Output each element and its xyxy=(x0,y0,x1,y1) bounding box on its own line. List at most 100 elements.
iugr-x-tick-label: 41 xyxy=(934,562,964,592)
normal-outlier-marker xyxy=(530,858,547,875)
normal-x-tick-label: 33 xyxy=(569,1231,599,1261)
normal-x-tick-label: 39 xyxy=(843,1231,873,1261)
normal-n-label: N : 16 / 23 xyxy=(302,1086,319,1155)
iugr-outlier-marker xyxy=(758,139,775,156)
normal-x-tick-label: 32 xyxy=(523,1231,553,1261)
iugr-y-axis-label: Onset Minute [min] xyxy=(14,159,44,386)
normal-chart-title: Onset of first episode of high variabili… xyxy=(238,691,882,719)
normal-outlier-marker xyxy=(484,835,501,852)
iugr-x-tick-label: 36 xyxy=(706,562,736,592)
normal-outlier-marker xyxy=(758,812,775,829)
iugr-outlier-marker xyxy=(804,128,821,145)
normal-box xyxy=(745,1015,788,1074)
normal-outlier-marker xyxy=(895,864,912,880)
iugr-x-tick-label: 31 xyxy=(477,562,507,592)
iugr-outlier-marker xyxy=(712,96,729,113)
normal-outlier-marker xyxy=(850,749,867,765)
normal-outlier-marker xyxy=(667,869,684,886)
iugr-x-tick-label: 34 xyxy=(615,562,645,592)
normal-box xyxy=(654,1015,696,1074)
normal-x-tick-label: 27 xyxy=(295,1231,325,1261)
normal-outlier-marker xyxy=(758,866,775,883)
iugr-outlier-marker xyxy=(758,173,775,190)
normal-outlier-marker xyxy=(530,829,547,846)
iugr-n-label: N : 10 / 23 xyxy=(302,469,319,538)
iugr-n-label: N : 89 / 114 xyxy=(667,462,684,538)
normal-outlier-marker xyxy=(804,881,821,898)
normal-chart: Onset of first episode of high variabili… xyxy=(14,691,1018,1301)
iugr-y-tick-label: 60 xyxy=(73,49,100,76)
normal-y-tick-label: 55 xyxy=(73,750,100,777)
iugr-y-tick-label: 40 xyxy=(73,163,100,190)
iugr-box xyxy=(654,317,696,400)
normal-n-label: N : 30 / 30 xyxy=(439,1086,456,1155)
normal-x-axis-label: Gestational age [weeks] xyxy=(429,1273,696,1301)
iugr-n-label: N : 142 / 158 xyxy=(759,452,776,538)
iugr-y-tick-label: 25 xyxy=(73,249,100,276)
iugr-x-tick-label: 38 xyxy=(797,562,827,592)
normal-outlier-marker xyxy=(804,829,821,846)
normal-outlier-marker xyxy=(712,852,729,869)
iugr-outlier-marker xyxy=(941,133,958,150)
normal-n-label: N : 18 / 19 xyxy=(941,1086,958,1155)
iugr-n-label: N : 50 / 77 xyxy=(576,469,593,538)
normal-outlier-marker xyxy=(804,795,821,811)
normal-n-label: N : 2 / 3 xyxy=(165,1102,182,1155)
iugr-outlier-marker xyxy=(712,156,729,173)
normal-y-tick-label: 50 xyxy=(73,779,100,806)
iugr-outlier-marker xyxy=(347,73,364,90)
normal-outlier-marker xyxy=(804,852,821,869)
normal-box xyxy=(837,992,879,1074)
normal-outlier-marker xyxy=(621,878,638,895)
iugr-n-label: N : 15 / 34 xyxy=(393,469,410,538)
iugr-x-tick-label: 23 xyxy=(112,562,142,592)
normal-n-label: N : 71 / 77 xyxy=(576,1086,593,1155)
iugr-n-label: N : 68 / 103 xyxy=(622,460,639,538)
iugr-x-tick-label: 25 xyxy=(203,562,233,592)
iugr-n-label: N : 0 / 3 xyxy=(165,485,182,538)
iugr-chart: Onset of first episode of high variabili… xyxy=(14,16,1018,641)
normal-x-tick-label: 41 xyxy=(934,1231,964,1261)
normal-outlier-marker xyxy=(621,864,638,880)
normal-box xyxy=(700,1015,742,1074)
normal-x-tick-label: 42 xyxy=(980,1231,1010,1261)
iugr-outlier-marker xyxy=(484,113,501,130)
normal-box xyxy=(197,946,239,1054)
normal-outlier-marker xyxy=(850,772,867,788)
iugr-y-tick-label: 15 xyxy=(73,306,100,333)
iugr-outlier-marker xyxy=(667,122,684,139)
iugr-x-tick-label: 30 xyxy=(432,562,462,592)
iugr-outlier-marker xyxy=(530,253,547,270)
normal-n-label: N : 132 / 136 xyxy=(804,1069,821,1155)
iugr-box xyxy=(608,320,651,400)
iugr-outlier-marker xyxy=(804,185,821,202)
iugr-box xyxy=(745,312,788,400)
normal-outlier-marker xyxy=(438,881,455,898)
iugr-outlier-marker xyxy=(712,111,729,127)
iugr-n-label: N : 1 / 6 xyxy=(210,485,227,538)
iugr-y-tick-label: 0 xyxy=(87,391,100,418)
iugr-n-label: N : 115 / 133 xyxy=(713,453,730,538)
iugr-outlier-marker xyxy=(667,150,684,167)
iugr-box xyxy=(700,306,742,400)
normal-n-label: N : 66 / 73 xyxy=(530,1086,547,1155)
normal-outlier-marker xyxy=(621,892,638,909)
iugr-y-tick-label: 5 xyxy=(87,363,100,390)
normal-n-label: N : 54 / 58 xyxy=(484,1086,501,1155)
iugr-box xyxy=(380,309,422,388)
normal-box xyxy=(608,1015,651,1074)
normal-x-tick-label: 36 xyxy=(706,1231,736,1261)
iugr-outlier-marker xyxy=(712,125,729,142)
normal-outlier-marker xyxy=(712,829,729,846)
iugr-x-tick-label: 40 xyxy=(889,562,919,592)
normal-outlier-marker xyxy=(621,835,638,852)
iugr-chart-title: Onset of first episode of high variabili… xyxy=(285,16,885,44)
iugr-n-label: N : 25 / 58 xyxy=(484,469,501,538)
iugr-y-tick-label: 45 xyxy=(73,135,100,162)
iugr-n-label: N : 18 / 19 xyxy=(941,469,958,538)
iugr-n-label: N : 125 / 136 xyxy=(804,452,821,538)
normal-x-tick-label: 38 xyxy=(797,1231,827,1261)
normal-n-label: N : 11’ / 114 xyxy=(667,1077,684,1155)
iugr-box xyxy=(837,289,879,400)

•••

> _TASK TO CARRY OUT_
Copy every line of the records above word for word, leaving nothing out and changing nothing.

> _ANSWER TO THIS EXERCISE_
Output each element and its xyxy=(x0,y0,x1,y1) bounding box on its own line. List at most 100 elements.
iugr-x-tick-label: 41 xyxy=(934,562,964,592)
normal-outlier-marker xyxy=(530,858,547,875)
normal-x-tick-label: 33 xyxy=(569,1231,599,1261)
normal-x-tick-label: 39 xyxy=(843,1231,873,1261)
normal-n-label: N : 16 / 23 xyxy=(302,1086,319,1155)
iugr-outlier-marker xyxy=(758,139,775,156)
normal-x-tick-label: 32 xyxy=(523,1231,553,1261)
iugr-y-axis-label: Onset Minute [min] xyxy=(14,159,44,386)
normal-chart-title: Onset of first episode of high variabili… xyxy=(238,691,882,719)
normal-outlier-marker xyxy=(484,835,501,852)
iugr-x-tick-label: 36 xyxy=(706,562,736,592)
normal-outlier-marker xyxy=(758,812,775,829)
iugr-outlier-marker xyxy=(804,128,821,145)
normal-box xyxy=(745,1015,788,1074)
normal-outlier-marker xyxy=(895,864,912,880)
iugr-x-tick-label: 31 xyxy=(477,562,507,592)
iugr-outlier-marker xyxy=(712,96,729,113)
normal-outlier-marker xyxy=(850,749,867,765)
normal-outlier-marker xyxy=(667,869,684,886)
iugr-x-tick-label: 34 xyxy=(615,562,645,592)
normal-box xyxy=(654,1015,696,1074)
normal-x-tick-label: 27 xyxy=(295,1231,325,1261)
normal-outlier-marker xyxy=(758,866,775,883)
iugr-outlier-marker xyxy=(758,173,775,190)
normal-outlier-marker xyxy=(530,829,547,846)
iugr-n-label: N : 10 / 23 xyxy=(302,469,319,538)
iugr-n-label: N : 89 / 114 xyxy=(667,462,684,538)
normal-outlier-marker xyxy=(804,881,821,898)
normal-chart: Onset of first episode of high variabili… xyxy=(14,691,1018,1301)
iugr-y-tick-label: 60 xyxy=(73,49,100,76)
normal-y-tick-label: 55 xyxy=(73,750,100,777)
iugr-y-tick-label: 40 xyxy=(73,163,100,190)
iugr-box xyxy=(654,317,696,400)
normal-n-label: N : 30 / 30 xyxy=(439,1086,456,1155)
normal-x-axis-label: Gestational age [weeks] xyxy=(429,1273,696,1301)
iugr-n-label: N : 142 / 158 xyxy=(759,452,776,538)
iugr-y-tick-label: 25 xyxy=(73,249,100,276)
iugr-x-tick-label: 38 xyxy=(797,562,827,592)
normal-outlier-marker xyxy=(804,829,821,846)
normal-outlier-marker xyxy=(712,852,729,869)
iugr-outlier-marker xyxy=(941,133,958,150)
normal-n-label: N : 18 / 19 xyxy=(941,1086,958,1155)
iugr-n-label: N : 50 / 77 xyxy=(576,469,593,538)
normal-outlier-marker xyxy=(804,795,821,811)
normal-n-label: N : 2 / 3 xyxy=(165,1102,182,1155)
iugr-outlier-marker xyxy=(712,156,729,173)
normal-y-tick-label: 50 xyxy=(73,779,100,806)
iugr-outlier-marker xyxy=(347,73,364,90)
normal-outlier-marker xyxy=(804,852,821,869)
normal-box xyxy=(837,992,879,1074)
normal-outlier-marker xyxy=(621,878,638,895)
iugr-n-label: N : 15 / 34 xyxy=(393,469,410,538)
iugr-x-tick-label: 23 xyxy=(112,562,142,592)
normal-n-label: N : 71 / 77 xyxy=(576,1086,593,1155)
iugr-n-label: N : 68 / 103 xyxy=(622,460,639,538)
iugr-x-tick-label: 25 xyxy=(203,562,233,592)
iugr-n-label: N : 0 / 3 xyxy=(165,485,182,538)
iugr-chart: Onset of first episode of high variabili… xyxy=(14,16,1018,641)
normal-x-tick-label: 41 xyxy=(934,1231,964,1261)
normal-outlier-marker xyxy=(621,864,638,880)
normal-box xyxy=(700,1015,742,1074)
normal-x-tick-label: 42 xyxy=(980,1231,1010,1261)
iugr-outlier-marker xyxy=(484,113,501,130)
normal-box xyxy=(197,946,239,1054)
normal-outlier-marker xyxy=(850,772,867,788)
iugr-y-tick-label: 15 xyxy=(73,306,100,333)
iugr-outlier-marker xyxy=(667,122,684,139)
iugr-x-tick-label: 30 xyxy=(432,562,462,592)
iugr-outlier-marker xyxy=(530,253,547,270)
normal-n-label: N : 132 / 136 xyxy=(804,1069,821,1155)
iugr-box xyxy=(608,320,651,400)
iugr-outlier-marker xyxy=(804,185,821,202)
iugr-box xyxy=(745,312,788,400)
normal-outlier-marker xyxy=(438,881,455,898)
iugr-outlier-marker xyxy=(712,111,729,127)
iugr-n-label: N : 1 / 6 xyxy=(210,485,227,538)
iugr-y-tick-label: 0 xyxy=(87,391,100,418)
iugr-n-label: N : 115 / 133 xyxy=(713,453,730,538)
iugr-outlier-marker xyxy=(667,150,684,167)
iugr-box xyxy=(700,306,742,400)
normal-n-label: N : 66 / 73 xyxy=(530,1086,547,1155)
normal-outlier-marker xyxy=(621,892,638,909)
iugr-y-tick-label: 5 xyxy=(87,363,100,390)
normal-n-label: N : 54 / 58 xyxy=(484,1086,501,1155)
iugr-box xyxy=(380,309,422,388)
normal-box xyxy=(608,1015,651,1074)
normal-x-tick-label: 36 xyxy=(706,1231,736,1261)
iugr-outlier-marker xyxy=(712,125,729,142)
normal-outlier-marker xyxy=(712,829,729,846)
iugr-x-tick-label: 40 xyxy=(889,562,919,592)
normal-outlier-marker xyxy=(621,835,638,852)
iugr-chart-title: Onset of first episode of high variabili… xyxy=(285,16,885,44)
iugr-n-label: N : 25 / 58 xyxy=(484,469,501,538)
iugr-y-tick-label: 45 xyxy=(73,135,100,162)
iugr-n-label: N : 18 / 19 xyxy=(941,469,958,538)
iugr-n-label: N : 125 / 136 xyxy=(804,452,821,538)
normal-x-tick-label: 38 xyxy=(797,1231,827,1261)
normal-n-label: N : 11’ / 114 xyxy=(667,1077,684,1155)
iugr-box xyxy=(837,289,879,400)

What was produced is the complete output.